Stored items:
◇ ◇ ◇ ◇ ◇

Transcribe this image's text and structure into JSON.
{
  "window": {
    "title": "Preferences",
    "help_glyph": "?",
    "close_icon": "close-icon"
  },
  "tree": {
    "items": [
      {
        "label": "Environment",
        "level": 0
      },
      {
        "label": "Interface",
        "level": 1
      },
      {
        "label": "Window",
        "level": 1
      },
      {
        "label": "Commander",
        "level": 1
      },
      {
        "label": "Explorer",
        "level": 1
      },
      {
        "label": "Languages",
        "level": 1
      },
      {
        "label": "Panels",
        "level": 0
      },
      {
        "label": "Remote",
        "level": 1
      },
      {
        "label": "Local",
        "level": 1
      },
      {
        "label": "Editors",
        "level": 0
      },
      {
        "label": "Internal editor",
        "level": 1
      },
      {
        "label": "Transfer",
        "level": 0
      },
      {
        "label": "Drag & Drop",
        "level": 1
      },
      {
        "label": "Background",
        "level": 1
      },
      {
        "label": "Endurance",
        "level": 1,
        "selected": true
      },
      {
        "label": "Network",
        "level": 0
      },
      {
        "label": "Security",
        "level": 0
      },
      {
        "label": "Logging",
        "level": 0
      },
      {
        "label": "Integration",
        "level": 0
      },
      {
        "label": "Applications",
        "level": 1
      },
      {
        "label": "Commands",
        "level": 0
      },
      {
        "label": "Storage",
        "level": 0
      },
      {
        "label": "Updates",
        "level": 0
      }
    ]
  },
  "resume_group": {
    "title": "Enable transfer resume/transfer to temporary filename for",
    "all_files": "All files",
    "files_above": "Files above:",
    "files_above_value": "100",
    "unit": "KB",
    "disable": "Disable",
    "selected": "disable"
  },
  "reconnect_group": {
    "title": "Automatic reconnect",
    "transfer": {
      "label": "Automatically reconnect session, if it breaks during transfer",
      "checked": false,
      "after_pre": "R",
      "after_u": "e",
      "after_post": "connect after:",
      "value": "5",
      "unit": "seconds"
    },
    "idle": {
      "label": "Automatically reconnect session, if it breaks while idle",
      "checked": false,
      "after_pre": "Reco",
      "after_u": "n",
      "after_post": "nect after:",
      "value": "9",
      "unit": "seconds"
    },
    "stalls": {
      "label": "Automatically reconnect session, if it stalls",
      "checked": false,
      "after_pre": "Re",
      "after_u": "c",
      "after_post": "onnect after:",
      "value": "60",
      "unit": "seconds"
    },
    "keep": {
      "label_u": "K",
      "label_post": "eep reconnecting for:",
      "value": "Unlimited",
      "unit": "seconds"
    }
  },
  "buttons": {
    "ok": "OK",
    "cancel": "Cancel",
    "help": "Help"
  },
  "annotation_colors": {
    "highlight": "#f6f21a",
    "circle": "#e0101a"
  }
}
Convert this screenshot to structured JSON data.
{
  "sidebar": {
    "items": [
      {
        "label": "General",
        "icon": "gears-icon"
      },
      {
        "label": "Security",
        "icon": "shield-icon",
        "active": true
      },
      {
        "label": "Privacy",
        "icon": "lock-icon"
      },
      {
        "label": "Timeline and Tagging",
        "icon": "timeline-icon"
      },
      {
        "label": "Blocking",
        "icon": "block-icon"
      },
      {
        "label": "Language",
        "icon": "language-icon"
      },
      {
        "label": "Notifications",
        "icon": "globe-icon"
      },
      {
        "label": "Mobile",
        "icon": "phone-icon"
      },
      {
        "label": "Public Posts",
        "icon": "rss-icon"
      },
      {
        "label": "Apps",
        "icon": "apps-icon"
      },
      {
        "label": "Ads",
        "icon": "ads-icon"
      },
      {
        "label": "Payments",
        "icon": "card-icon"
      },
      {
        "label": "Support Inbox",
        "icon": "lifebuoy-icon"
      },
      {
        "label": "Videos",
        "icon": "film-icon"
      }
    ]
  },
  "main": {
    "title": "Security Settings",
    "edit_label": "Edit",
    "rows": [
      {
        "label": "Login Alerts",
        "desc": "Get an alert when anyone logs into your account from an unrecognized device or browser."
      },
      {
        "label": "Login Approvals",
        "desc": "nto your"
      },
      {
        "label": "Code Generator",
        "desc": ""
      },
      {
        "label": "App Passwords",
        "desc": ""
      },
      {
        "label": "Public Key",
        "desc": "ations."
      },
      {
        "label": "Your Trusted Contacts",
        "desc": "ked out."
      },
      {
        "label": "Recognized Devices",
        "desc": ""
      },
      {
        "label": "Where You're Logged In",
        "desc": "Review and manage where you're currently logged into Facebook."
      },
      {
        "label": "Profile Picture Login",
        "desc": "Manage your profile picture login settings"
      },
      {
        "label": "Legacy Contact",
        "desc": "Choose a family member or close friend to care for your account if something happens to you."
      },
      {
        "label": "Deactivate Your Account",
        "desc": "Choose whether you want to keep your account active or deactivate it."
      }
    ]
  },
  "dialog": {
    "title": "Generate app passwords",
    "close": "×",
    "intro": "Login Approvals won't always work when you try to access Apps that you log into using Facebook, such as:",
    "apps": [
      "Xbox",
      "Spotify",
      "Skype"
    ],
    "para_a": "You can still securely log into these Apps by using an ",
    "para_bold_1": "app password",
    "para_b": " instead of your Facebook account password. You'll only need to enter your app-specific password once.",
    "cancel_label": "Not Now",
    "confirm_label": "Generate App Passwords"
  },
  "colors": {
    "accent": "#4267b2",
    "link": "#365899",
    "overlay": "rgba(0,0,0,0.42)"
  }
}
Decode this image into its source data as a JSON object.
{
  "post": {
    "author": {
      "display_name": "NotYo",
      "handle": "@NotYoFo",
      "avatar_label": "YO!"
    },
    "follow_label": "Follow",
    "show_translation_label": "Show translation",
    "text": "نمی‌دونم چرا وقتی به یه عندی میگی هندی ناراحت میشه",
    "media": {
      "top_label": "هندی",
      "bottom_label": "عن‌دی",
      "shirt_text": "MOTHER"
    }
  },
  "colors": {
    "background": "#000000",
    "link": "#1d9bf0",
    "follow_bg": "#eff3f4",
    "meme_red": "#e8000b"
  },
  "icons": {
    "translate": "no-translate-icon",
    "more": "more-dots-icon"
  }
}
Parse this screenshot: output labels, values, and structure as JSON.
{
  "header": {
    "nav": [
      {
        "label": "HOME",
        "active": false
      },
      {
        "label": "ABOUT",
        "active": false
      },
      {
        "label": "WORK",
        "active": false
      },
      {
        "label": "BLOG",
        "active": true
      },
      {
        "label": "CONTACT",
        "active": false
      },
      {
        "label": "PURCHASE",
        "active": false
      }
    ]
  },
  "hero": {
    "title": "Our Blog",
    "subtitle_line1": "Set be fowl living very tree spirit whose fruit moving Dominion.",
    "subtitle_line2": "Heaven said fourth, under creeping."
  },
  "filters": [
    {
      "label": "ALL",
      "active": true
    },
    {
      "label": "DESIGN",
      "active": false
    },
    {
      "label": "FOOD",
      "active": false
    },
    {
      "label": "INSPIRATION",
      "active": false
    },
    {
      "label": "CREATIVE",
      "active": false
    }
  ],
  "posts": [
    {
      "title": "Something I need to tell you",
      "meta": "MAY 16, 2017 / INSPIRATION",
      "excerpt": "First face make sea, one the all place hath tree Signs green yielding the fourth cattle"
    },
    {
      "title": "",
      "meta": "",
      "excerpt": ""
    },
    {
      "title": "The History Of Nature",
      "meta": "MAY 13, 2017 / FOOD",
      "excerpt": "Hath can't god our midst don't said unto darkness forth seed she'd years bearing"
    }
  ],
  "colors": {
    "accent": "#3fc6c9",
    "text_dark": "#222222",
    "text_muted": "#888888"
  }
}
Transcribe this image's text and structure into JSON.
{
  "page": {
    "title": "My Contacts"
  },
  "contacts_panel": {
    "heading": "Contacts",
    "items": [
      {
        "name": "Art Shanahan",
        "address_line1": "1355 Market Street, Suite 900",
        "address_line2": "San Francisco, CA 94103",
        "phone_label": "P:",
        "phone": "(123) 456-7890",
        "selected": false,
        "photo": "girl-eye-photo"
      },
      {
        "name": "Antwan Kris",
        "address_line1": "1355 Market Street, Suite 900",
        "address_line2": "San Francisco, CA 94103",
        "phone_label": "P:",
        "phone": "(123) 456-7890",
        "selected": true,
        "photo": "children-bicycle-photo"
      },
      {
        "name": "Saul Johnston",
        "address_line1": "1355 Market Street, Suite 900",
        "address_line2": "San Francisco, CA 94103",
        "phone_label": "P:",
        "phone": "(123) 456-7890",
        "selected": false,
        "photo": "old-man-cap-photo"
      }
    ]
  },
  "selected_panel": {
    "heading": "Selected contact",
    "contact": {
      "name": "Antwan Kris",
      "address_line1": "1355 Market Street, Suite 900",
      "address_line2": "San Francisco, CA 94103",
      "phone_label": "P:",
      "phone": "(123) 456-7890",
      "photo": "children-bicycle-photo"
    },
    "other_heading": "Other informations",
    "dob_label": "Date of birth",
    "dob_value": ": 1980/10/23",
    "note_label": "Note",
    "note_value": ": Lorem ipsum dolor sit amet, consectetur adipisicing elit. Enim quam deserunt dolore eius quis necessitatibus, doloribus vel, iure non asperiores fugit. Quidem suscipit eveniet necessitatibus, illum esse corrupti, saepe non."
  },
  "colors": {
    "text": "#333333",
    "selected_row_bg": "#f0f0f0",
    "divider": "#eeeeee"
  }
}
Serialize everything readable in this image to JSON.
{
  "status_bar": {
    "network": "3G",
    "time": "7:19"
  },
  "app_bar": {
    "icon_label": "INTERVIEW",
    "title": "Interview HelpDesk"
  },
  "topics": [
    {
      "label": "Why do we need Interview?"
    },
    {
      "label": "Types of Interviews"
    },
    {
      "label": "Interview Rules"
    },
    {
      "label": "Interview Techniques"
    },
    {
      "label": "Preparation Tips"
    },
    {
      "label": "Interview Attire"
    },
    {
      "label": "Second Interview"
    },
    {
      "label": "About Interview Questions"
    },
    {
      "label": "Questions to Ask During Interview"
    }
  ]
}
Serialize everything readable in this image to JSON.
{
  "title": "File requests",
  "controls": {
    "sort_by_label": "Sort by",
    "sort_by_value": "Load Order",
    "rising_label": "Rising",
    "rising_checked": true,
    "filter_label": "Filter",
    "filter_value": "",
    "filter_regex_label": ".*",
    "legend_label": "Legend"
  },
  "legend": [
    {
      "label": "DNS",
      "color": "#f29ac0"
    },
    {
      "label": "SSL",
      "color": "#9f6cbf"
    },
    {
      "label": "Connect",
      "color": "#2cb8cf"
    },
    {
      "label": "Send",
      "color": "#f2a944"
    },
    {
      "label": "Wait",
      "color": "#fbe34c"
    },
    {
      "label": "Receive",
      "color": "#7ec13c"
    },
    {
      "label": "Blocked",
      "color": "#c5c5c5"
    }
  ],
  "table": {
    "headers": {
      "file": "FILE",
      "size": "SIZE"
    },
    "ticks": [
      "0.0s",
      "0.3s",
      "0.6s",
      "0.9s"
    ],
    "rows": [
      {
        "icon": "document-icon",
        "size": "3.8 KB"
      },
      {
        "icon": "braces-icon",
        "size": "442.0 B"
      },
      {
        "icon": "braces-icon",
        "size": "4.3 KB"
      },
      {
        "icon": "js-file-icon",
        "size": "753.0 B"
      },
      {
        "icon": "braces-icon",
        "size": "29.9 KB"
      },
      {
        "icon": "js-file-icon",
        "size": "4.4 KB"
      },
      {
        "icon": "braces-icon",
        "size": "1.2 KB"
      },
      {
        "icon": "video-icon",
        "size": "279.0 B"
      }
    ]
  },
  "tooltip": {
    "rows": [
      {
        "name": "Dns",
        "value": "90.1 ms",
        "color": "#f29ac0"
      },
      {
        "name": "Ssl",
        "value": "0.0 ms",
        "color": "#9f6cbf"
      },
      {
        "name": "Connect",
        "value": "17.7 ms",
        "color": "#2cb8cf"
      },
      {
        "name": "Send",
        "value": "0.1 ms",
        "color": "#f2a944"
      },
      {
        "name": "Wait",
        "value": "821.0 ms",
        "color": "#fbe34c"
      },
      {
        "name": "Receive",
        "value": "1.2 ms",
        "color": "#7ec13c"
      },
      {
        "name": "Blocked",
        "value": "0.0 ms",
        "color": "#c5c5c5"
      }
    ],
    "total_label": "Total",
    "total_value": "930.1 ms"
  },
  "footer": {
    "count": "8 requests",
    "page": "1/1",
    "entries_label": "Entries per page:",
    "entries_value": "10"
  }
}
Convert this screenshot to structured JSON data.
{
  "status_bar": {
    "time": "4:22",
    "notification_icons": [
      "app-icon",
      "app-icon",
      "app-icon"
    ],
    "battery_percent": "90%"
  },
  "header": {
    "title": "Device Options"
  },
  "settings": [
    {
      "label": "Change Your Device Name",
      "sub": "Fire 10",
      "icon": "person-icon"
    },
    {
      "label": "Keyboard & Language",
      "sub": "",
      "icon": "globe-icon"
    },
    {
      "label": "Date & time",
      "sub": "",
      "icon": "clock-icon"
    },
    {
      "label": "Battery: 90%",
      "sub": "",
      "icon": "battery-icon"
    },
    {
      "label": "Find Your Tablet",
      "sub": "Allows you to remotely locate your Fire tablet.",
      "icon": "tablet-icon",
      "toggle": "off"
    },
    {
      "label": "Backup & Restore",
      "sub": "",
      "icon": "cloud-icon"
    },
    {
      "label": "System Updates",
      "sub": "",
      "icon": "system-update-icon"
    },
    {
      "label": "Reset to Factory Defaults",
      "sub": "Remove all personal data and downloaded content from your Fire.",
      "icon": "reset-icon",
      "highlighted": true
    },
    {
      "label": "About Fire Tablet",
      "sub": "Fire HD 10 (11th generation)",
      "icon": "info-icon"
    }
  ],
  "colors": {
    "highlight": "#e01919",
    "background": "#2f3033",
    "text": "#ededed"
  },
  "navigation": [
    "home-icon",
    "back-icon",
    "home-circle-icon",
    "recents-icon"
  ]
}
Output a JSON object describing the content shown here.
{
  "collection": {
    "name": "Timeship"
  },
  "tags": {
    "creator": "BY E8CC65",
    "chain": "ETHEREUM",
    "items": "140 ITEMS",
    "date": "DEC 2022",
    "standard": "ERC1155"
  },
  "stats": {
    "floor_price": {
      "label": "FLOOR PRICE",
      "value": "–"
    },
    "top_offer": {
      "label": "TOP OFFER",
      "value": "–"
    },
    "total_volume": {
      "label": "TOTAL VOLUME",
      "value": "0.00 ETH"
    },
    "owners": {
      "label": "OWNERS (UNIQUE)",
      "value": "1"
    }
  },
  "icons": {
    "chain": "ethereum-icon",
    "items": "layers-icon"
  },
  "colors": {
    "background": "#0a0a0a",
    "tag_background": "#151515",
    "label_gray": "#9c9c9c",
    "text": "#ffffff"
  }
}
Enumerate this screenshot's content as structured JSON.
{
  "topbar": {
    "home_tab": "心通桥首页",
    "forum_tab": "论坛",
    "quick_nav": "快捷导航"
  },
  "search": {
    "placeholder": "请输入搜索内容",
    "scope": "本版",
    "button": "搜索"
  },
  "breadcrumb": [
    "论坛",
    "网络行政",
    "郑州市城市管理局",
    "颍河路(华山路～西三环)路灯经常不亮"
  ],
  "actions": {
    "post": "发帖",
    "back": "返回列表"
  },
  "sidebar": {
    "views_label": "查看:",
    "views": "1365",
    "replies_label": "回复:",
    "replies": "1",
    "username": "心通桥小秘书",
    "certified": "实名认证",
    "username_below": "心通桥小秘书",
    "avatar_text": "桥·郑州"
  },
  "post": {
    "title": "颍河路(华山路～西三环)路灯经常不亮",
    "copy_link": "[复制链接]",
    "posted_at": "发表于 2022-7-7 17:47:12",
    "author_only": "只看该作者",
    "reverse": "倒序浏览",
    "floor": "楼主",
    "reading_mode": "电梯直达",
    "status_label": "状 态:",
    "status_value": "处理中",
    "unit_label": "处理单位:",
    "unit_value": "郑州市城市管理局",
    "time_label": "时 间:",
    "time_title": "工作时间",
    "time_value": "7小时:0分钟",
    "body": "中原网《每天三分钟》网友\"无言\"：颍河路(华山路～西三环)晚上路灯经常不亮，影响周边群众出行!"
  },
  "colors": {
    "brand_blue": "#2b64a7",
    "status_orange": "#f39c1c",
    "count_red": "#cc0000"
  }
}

◇ ◇ ◇ ◇ ◇

> SHORT PROBLEM
From the listing above, return each line with the word "meta".

> TASK ANSWER
      "meta": "MAY 16, 2017 / INSPIRATION",
      "meta": "",
      "meta": "MAY 13, 2017 / FOOD",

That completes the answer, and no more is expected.